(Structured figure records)
■ ■ ■ ■
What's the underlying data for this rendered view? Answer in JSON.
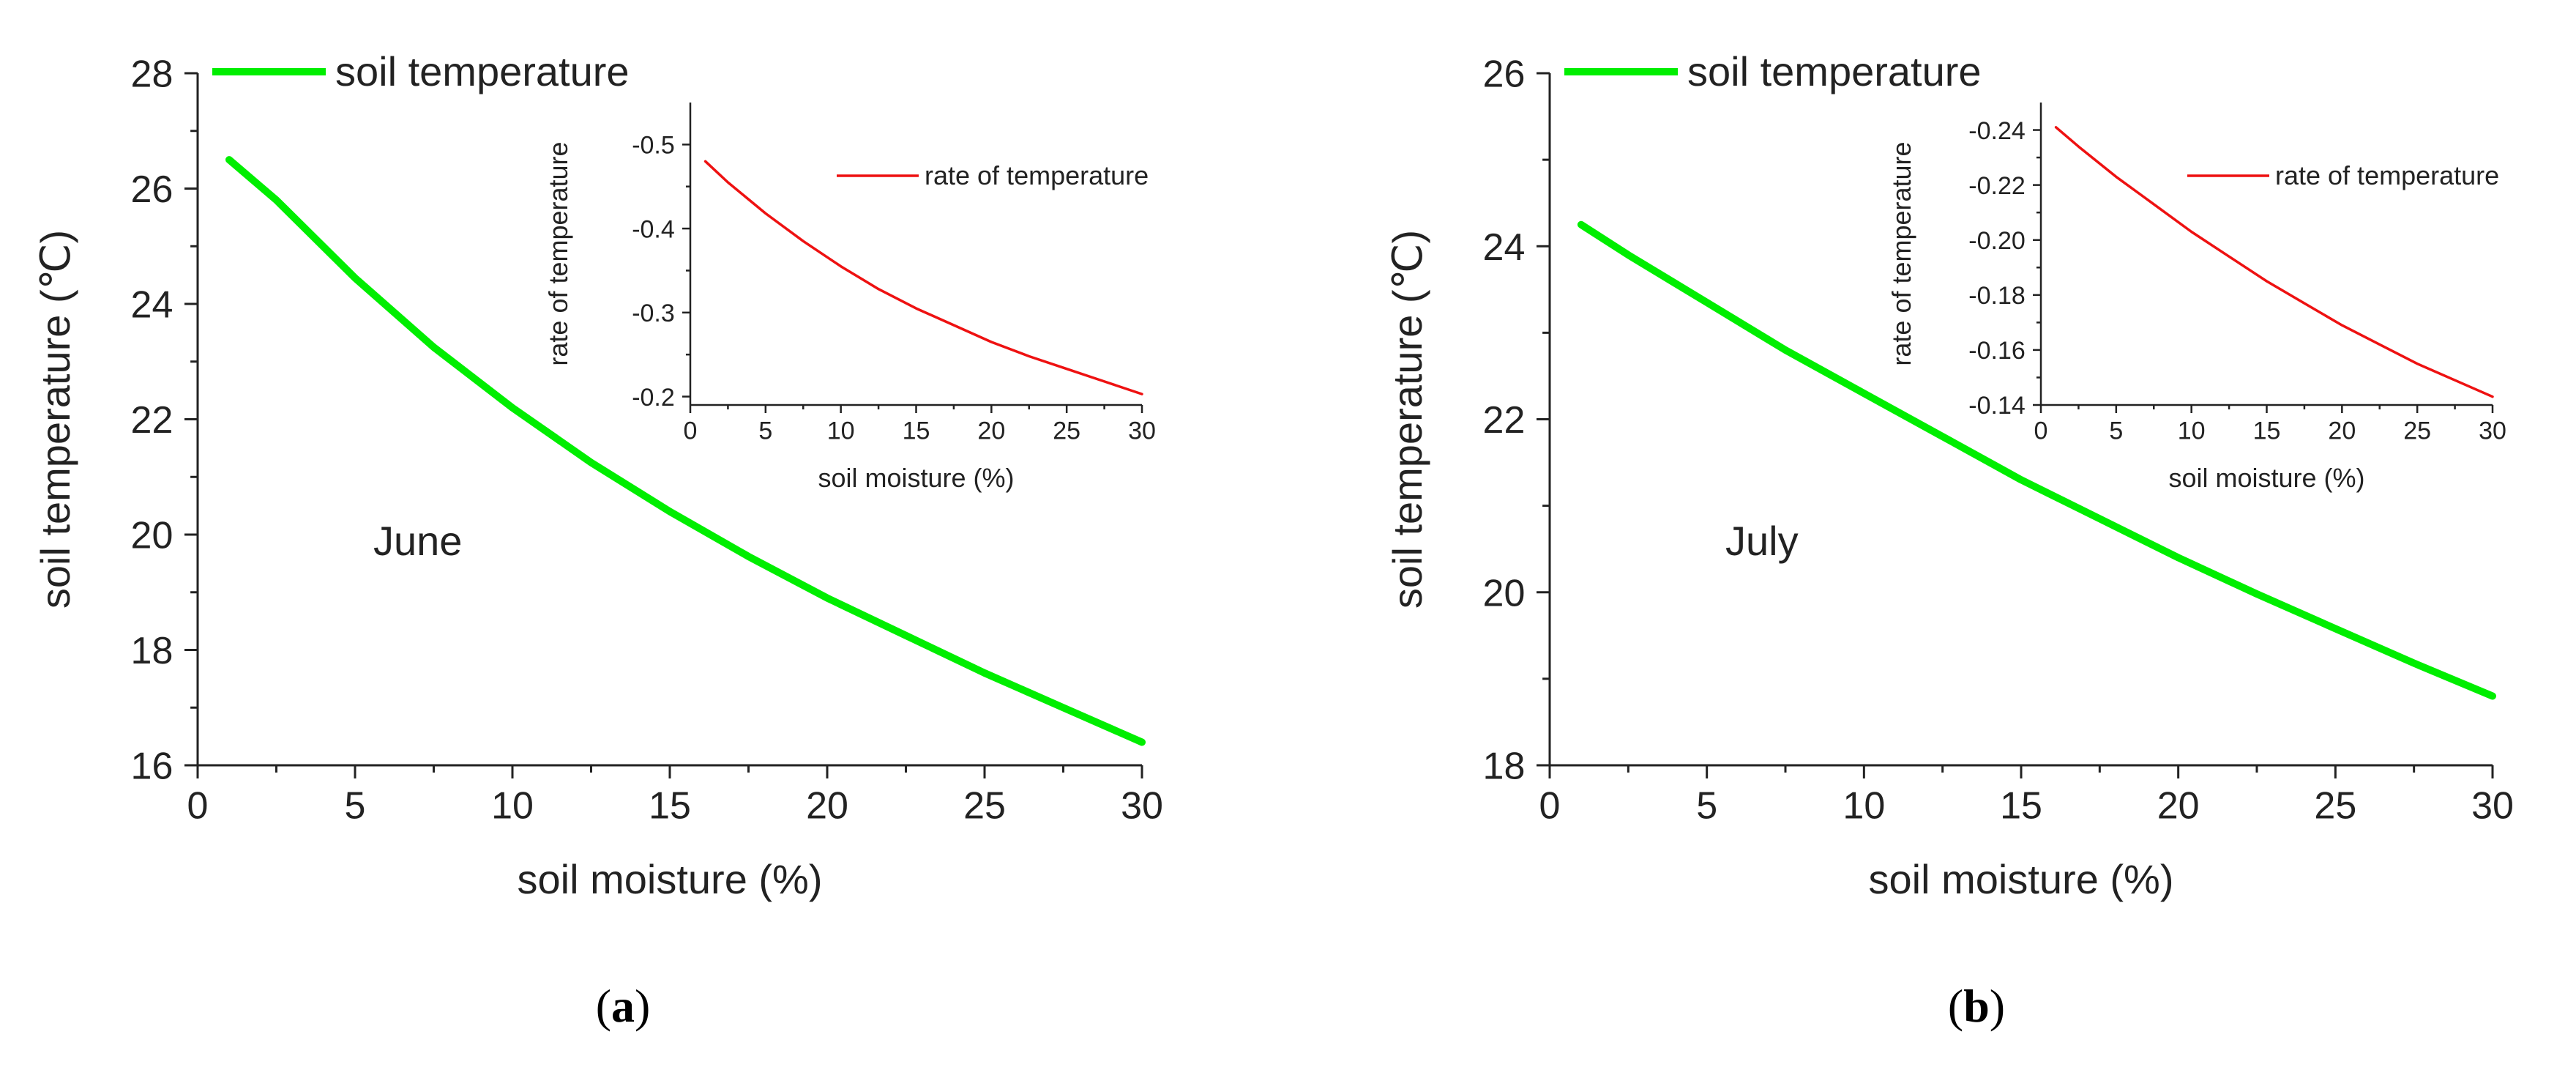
{
  "figure": {
    "panel_labels": [
      {
        "open": "(",
        "letter": "a",
        "close": ")"
      },
      {
        "open": "(",
        "letter": "b",
        "close": ")"
      }
    ]
  },
  "colors": {
    "soil_temperature": "#00ee00",
    "rate_of_temperature": "#ee1111",
    "axis": "#222222"
  },
  "chart_data": [
    {
      "type": "line",
      "panel": "a",
      "annotation": "June",
      "xlabel": "soil moisture (%)",
      "ylabel": "soil temperature (℃)",
      "xlim": [
        0,
        30
      ],
      "ylim": [
        16,
        28
      ],
      "xticks": [
        0,
        5,
        10,
        15,
        20,
        25,
        30
      ],
      "yticks": [
        16,
        18,
        20,
        22,
        24,
        26,
        28
      ],
      "legend": {
        "label": "soil temperature",
        "position": "top-left"
      },
      "series": [
        {
          "name": "soil temperature",
          "color": "#00ee00",
          "x": [
            1,
            2.5,
            5,
            7.5,
            10,
            12.5,
            15,
            17.5,
            20,
            22.5,
            25,
            27.5,
            30
          ],
          "y": [
            26.5,
            25.8,
            24.45,
            23.25,
            22.2,
            21.25,
            20.4,
            19.62,
            18.9,
            18.25,
            17.6,
            17.0,
            16.4
          ]
        }
      ],
      "inset": {
        "type": "line",
        "xlabel": "soil moisture (%)",
        "ylabel": "rate of temperature",
        "xlim": [
          0,
          30
        ],
        "ylim": [
          -0.19,
          -0.55
        ],
        "xticks": [
          0,
          5,
          10,
          15,
          20,
          25,
          30
        ],
        "yticks": [
          -0.5,
          -0.4,
          -0.3,
          -0.2
        ],
        "ytick_labels": [
          "-0.5",
          "-0.4",
          "-0.3",
          "-0.2"
        ],
        "legend": {
          "label": "rate of temperature",
          "position": "top-right"
        },
        "series": [
          {
            "name": "rate of temperature",
            "color": "#ee1111",
            "x": [
              1,
              2.5,
              5,
              7.5,
              10,
              12.5,
              15,
              17.5,
              20,
              22.5,
              25,
              27.5,
              30
            ],
            "y": [
              -0.48,
              -0.455,
              -0.418,
              -0.385,
              -0.355,
              -0.328,
              -0.305,
              -0.285,
              -0.265,
              -0.248,
              -0.233,
              -0.218,
              -0.203
            ]
          }
        ]
      }
    },
    {
      "type": "line",
      "panel": "b",
      "annotation": "July",
      "xlabel": "soil moisture (%)",
      "ylabel": "soil temperature (℃)",
      "xlim": [
        0,
        30
      ],
      "ylim": [
        18,
        26
      ],
      "xticks": [
        0,
        5,
        10,
        15,
        20,
        25,
        30
      ],
      "yticks": [
        18,
        20,
        22,
        24,
        26
      ],
      "legend": {
        "label": "soil temperature",
        "position": "top-left"
      },
      "series": [
        {
          "name": "soil temperature",
          "color": "#00ee00",
          "x": [
            1,
            2.5,
            5,
            7.5,
            10,
            12.5,
            15,
            17.5,
            20,
            22.5,
            25,
            27.5,
            30
          ],
          "y": [
            24.25,
            23.9,
            23.35,
            22.8,
            22.3,
            21.8,
            21.3,
            20.85,
            20.4,
            19.98,
            19.58,
            19.18,
            18.8
          ]
        }
      ],
      "inset": {
        "type": "line",
        "xlabel": "soil moisture (%)",
        "ylabel": "rate of temperature",
        "xlim": [
          0,
          30
        ],
        "ylim": [
          -0.14,
          -0.25
        ],
        "xticks": [
          0,
          5,
          10,
          15,
          20,
          25,
          30
        ],
        "yticks": [
          -0.24,
          -0.22,
          -0.2,
          -0.18,
          -0.16,
          -0.14
        ],
        "ytick_labels": [
          "-0.24",
          "-0.22",
          "-0.20",
          "-0.18",
          "-0.16",
          "-0.14"
        ],
        "legend": {
          "label": "rate of temperature",
          "position": "top-right"
        },
        "series": [
          {
            "name": "rate of temperature",
            "color": "#ee1111",
            "x": [
              1,
              2.5,
              5,
              7.5,
              10,
              12.5,
              15,
              17.5,
              20,
              22.5,
              25,
              27.5,
              30
            ],
            "y": [
              -0.241,
              -0.234,
              -0.223,
              -0.213,
              -0.203,
              -0.194,
              -0.185,
              -0.177,
              -0.169,
              -0.162,
              -0.155,
              -0.149,
              -0.143
            ]
          }
        ]
      }
    }
  ]
}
■ ■ ■ ■
* _Written exercise_: Leave the images out, please, and restate each line word for word.

* _Expected output_:
What's the underlying data for this rendered view? Answer in JSON.
{
  "figure": {
    "panel_labels": [
      {
        "open": "(",
        "letter": "a",
        "close": ")"
      },
      {
        "open": "(",
        "letter": "b",
        "close": ")"
      }
    ]
  },
  "colors": {
    "soil_temperature": "#00ee00",
    "rate_of_temperature": "#ee1111",
    "axis": "#222222"
  },
  "chart_data": [
    {
      "type": "line",
      "panel": "a",
      "annotation": "June",
      "xlabel": "soil moisture (%)",
      "ylabel": "soil temperature (℃)",
      "xlim": [
        0,
        30
      ],
      "ylim": [
        16,
        28
      ],
      "xticks": [
        0,
        5,
        10,
        15,
        20,
        25,
        30
      ],
      "yticks": [
        16,
        18,
        20,
        22,
        24,
        26,
        28
      ],
      "legend": {
        "label": "soil temperature",
        "position": "top-left"
      },
      "series": [
        {
          "name": "soil temperature",
          "color": "#00ee00",
          "x": [
            1,
            2.5,
            5,
            7.5,
            10,
            12.5,
            15,
            17.5,
            20,
            22.5,
            25,
            27.5,
            30
          ],
          "y": [
            26.5,
            25.8,
            24.45,
            23.25,
            22.2,
            21.25,
            20.4,
            19.62,
            18.9,
            18.25,
            17.6,
            17.0,
            16.4
          ]
        }
      ],
      "inset": {
        "type": "line",
        "xlabel": "soil moisture (%)",
        "ylabel": "rate of temperature",
        "xlim": [
          0,
          30
        ],
        "ylim": [
          -0.19,
          -0.55
        ],
        "xticks": [
          0,
          5,
          10,
          15,
          20,
          25,
          30
        ],
        "yticks": [
          -0.5,
          -0.4,
          -0.3,
          -0.2
        ],
        "ytick_labels": [
          "-0.5",
          "-0.4",
          "-0.3",
          "-0.2"
        ],
        "legend": {
          "label": "rate of temperature",
          "position": "top-right"
        },
        "series": [
          {
            "name": "rate of temperature",
            "color": "#ee1111",
            "x": [
              1,
              2.5,
              5,
              7.5,
              10,
              12.5,
              15,
              17.5,
              20,
              22.5,
              25,
              27.5,
              30
            ],
            "y": [
              -0.48,
              -0.455,
              -0.418,
              -0.385,
              -0.355,
              -0.328,
              -0.305,
              -0.285,
              -0.265,
              -0.248,
              -0.233,
              -0.218,
              -0.203
            ]
          }
        ]
      }
    },
    {
      "type": "line",
      "panel": "b",
      "annotation": "July",
      "xlabel": "soil moisture (%)",
      "ylabel": "soil temperature (℃)",
      "xlim": [
        0,
        30
      ],
      "ylim": [
        18,
        26
      ],
      "xticks": [
        0,
        5,
        10,
        15,
        20,
        25,
        30
      ],
      "yticks": [
        18,
        20,
        22,
        24,
        26
      ],
      "legend": {
        "label": "soil temperature",
        "position": "top-left"
      },
      "series": [
        {
          "name": "soil temperature",
          "color": "#00ee00",
          "x": [
            1,
            2.5,
            5,
            7.5,
            10,
            12.5,
            15,
            17.5,
            20,
            22.5,
            25,
            27.5,
            30
          ],
          "y": [
            24.25,
            23.9,
            23.35,
            22.8,
            22.3,
            21.8,
            21.3,
            20.85,
            20.4,
            19.98,
            19.58,
            19.18,
            18.8
          ]
        }
      ],
      "inset": {
        "type": "line",
        "xlabel": "soil moisture (%)",
        "ylabel": "rate of temperature",
        "xlim": [
          0,
          30
        ],
        "ylim": [
          -0.14,
          -0.25
        ],
        "xticks": [
          0,
          5,
          10,
          15,
          20,
          25,
          30
        ],
        "yticks": [
          -0.24,
          -0.22,
          -0.2,
          -0.18,
          -0.16,
          -0.14
        ],
        "ytick_labels": [
          "-0.24",
          "-0.22",
          "-0.20",
          "-0.18",
          "-0.16",
          "-0.14"
        ],
        "legend": {
          "label": "rate of temperature",
          "position": "top-right"
        },
        "series": [
          {
            "name": "rate of temperature",
            "color": "#ee1111",
            "x": [
              1,
              2.5,
              5,
              7.5,
              10,
              12.5,
              15,
              17.5,
              20,
              22.5,
              25,
              27.5,
              30
            ],
            "y": [
              -0.241,
              -0.234,
              -0.223,
              -0.213,
              -0.203,
              -0.194,
              -0.185,
              -0.177,
              -0.169,
              -0.162,
              -0.155,
              -0.149,
              -0.143
            ]
          }
        ]
      }
    }
  ]
}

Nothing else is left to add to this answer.